What is required: Send back all the data below, exactly as given.

Extracted records:
◇ ◇ ◇ ◇

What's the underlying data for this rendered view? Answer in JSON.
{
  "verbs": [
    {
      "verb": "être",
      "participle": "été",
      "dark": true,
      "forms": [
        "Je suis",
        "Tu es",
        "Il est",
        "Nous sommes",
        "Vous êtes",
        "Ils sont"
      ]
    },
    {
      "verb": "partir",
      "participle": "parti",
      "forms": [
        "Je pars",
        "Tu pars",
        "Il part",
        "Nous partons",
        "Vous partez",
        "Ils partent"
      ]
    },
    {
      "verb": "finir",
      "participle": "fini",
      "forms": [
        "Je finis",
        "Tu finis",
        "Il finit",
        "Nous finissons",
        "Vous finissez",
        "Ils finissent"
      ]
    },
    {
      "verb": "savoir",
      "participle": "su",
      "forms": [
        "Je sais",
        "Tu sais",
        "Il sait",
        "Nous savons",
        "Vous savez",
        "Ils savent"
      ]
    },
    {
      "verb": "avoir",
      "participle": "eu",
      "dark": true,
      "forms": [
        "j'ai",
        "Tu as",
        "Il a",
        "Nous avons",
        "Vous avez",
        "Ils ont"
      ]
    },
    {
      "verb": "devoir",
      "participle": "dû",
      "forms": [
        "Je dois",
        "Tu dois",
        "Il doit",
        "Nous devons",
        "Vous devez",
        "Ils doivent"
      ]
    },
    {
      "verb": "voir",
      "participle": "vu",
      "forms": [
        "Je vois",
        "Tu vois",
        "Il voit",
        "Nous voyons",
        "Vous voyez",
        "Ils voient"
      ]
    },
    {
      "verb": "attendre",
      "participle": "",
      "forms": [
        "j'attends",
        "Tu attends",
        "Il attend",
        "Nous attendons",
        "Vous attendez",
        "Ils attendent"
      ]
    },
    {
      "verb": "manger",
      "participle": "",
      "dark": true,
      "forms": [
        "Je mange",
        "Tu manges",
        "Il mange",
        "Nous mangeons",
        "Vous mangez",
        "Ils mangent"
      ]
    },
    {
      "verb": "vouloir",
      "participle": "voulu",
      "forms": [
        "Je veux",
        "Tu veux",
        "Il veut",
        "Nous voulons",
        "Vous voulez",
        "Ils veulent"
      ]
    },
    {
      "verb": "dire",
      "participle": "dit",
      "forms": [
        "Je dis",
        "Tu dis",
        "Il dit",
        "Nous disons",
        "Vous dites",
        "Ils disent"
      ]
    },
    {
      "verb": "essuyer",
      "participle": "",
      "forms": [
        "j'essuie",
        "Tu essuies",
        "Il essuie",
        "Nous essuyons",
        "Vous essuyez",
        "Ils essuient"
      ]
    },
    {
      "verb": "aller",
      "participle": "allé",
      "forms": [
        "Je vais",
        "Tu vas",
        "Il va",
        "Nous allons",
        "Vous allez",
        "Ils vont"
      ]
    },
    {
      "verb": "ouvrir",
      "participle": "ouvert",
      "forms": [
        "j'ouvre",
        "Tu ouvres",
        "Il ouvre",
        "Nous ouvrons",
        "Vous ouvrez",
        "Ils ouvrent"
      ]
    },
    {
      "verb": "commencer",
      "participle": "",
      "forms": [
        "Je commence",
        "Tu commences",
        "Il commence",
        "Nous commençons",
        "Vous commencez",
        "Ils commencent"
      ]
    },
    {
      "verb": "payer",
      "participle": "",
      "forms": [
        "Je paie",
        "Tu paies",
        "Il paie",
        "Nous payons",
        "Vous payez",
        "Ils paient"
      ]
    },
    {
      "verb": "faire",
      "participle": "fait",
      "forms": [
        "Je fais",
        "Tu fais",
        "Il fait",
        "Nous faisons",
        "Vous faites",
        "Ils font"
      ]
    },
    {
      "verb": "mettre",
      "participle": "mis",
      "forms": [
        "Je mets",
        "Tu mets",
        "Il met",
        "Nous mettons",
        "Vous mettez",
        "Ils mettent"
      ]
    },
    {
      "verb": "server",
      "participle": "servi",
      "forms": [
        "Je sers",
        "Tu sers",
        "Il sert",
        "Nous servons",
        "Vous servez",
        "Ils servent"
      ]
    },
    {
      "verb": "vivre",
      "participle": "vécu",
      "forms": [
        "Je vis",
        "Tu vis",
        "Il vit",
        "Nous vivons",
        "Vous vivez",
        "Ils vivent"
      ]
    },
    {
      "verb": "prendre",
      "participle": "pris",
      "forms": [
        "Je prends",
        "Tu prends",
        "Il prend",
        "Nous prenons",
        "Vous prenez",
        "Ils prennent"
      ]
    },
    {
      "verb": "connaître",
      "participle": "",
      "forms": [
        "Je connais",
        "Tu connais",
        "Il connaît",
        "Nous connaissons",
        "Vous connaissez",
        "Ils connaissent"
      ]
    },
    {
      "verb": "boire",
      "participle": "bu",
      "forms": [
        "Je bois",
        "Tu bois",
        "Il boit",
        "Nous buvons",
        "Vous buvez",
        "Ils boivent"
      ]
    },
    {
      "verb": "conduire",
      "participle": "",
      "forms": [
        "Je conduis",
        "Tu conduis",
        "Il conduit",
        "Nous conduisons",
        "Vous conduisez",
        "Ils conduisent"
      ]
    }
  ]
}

◇ ◇ ◇ ◇

Response to this task:
What's the underlying data for this rendered view? Answer in JSON.
{
  "verbs": [
    {
      "verb": "être",
      "participle": "été",
      "dark": true,
      "forms": [
        "Je suis",
        "Tu es",
        "Il est",
        "Nous sommes",
        "Vous êtes",
        "Ils sont"
      ]
    },
    {
      "verb": "partir",
      "participle": "parti",
      "forms": [
        "Je pars",
        "Tu pars",
        "Il part",
        "Nous partons",
        "Vous partez",
        "Ils partent"
      ]
    },
    {
      "verb": "finir",
      "participle": "fini",
      "forms": [
        "Je finis",
        "Tu finis",
        "Il finit",
        "Nous finissons",
        "Vous finissez",
        "Ils finissent"
      ]
    },
    {
      "verb": "savoir",
      "participle": "su",
      "forms": [
        "Je sais",
        "Tu sais",
        "Il sait",
        "Nous savons",
        "Vous savez",
        "Ils savent"
      ]
    },
    {
      "verb": "avoir",
      "participle": "eu",
      "dark": true,
      "forms": [
        "j'ai",
        "Tu as",
        "Il a",
        "Nous avons",
        "Vous avez",
        "Ils ont"
      ]
    },
    {
      "verb": "devoir",
      "participle": "dû",
      "forms": [
        "Je dois",
        "Tu dois",
        "Il doit",
        "Nous devons",
        "Vous devez",
        "Ils doivent"
      ]
    },
    {
      "verb": "voir",
      "participle": "vu",
      "forms": [
        "Je vois",
        "Tu vois",
        "Il voit",
        "Nous voyons",
        "Vous voyez",
        "Ils voient"
      ]
    },
    {
      "verb": "attendre",
      "participle": "",
      "forms": [
        "j'attends",
        "Tu attends",
        "Il attend",
        "Nous attendons",
        "Vous attendez",
        "Ils attendent"
      ]
    },
    {
      "verb": "manger",
      "participle": "",
      "dark": true,
      "forms": [
        "Je mange",
        "Tu manges",
        "Il mange",
        "Nous mangeons",
        "Vous mangez",
        "Ils mangent"
      ]
    },
    {
      "verb": "vouloir",
      "participle": "voulu",
      "forms": [
        "Je veux",
        "Tu veux",
        "Il veut",
        "Nous voulons",
        "Vous voulez",
        "Ils veulent"
      ]
    },
    {
      "verb": "dire",
      "participle": "dit",
      "forms": [
        "Je dis",
        "Tu dis",
        "Il dit",
        "Nous disons",
        "Vous dites",
        "Ils disent"
      ]
    },
    {
      "verb": "essuyer",
      "participle": "",
      "forms": [
        "j'essuie",
        "Tu essuies",
        "Il essuie",
        "Nous essuyons",
        "Vous essuyez",
        "Ils essuient"
      ]
    },
    {
      "verb": "aller",
      "participle": "allé",
      "forms": [
        "Je vais",
        "Tu vas",
        "Il va",
        "Nous allons",
        "Vous allez",
        "Ils vont"
      ]
    },
    {
      "verb": "ouvrir",
      "participle": "ouvert",
      "forms": [
        "j'ouvre",
        "Tu ouvres",
        "Il ouvre",
        "Nous ouvrons",
        "Vous ouvrez",
        "Ils ouvrent"
      ]
    },
    {
      "verb": "commencer",
      "participle": "",
      "forms": [
        "Je commence",
        "Tu commences",
        "Il commence",
        "Nous commençons",
        "Vous commencez",
        "Ils commencent"
      ]
    },
    {
      "verb": "payer",
      "participle": "",
      "forms": [
        "Je paie",
        "Tu paies",
        "Il paie",
        "Nous payons",
        "Vous payez",
        "Ils paient"
      ]
    },
    {
      "verb": "faire",
      "participle": "fait",
      "forms": [
        "Je fais",
        "Tu fais",
        "Il fait",
        "Nous faisons",
        "Vous faites",
        "Ils font"
      ]
    },
    {
      "verb": "mettre",
      "participle": "mis",
      "forms": [
        "Je mets",
        "Tu mets",
        "Il met",
        "Nous mettons",
        "Vous mettez",
        "Ils mettent"
      ]
    },
    {
      "verb": "server",
      "participle": "servi",
      "forms": [
        "Je sers",
        "Tu sers",
        "Il sert",
        "Nous servons",
        "Vous servez",
        "Ils servent"
      ]
    },
    {
      "verb": "vivre",
      "participle": "vécu",
      "forms": [
        "Je vis",
        "Tu vis",
        "Il vit",
        "Nous vivons",
        "Vous vivez",
        "Ils vivent"
      ]
    },
    {
      "verb": "prendre",
      "participle": "pris",
      "forms": [
        "Je prends",
        "Tu prends",
        "Il prend",
        "Nous prenons",
        "Vous prenez",
        "Ils prennent"
      ]
    },
    {
      "verb": "connaître",
      "participle": "",
      "forms": [
        "Je connais",
        "Tu connais",
        "Il connaît",
        "Nous connaissons",
        "Vous connaissez",
        "Ils connaissent"
      ]
    },
    {
      "verb": "boire",
      "participle": "bu",
      "forms": [
        "Je bois",
        "Tu bois",
        "Il boit",
        "Nous buvons",
        "Vous buvez",
        "Ils boivent"
      ]
    },
    {
      "verb": "conduire",
      "participle": "",
      "forms": [
        "Je conduis",
        "Tu conduis",
        "Il conduit",
        "Nous conduisons",
        "Vous conduisez",
        "Ils conduisent"
      ]
    }
  ]
}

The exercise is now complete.